=== WORK TO DO ===
Search the data for the word "JSON". Reproduce every line where it is found.

(Data items)

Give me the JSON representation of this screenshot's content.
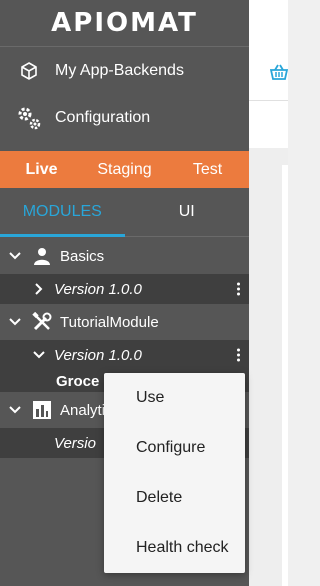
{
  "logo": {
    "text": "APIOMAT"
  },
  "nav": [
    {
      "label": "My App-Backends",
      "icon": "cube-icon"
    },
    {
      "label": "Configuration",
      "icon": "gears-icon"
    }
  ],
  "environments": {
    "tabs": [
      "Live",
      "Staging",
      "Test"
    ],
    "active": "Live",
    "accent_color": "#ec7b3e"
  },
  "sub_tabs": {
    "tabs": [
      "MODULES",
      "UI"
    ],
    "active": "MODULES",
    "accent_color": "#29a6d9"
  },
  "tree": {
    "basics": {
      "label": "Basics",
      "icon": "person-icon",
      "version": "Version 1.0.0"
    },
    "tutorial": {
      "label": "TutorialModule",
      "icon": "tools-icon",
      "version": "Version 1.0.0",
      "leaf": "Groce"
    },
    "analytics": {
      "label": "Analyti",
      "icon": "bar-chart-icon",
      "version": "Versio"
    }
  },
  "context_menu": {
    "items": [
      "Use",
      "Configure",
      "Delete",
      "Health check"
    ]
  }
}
==
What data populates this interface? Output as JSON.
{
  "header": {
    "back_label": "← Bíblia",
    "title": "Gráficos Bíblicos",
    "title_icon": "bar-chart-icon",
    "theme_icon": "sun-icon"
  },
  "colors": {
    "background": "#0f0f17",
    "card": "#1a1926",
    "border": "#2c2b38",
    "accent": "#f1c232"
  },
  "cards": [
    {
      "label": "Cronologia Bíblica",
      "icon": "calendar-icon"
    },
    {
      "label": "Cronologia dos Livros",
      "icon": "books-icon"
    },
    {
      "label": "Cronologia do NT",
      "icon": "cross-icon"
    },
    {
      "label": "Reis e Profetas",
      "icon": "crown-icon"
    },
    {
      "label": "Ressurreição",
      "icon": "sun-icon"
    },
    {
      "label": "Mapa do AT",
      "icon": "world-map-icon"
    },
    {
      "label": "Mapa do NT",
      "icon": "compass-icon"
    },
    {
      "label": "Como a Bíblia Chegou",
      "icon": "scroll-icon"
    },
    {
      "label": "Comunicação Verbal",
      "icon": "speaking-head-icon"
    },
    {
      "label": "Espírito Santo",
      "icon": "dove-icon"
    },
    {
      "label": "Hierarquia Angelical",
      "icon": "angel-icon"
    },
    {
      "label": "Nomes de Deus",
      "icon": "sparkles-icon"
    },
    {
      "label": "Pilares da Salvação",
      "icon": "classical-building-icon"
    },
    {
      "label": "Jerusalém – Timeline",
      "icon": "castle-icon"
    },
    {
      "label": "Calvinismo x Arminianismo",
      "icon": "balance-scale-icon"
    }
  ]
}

=== RESPONSE FOR THIS EXERCISE ===
Give me the JSON representation of this screenshot's content.
What data populates this interface? Output as JSON.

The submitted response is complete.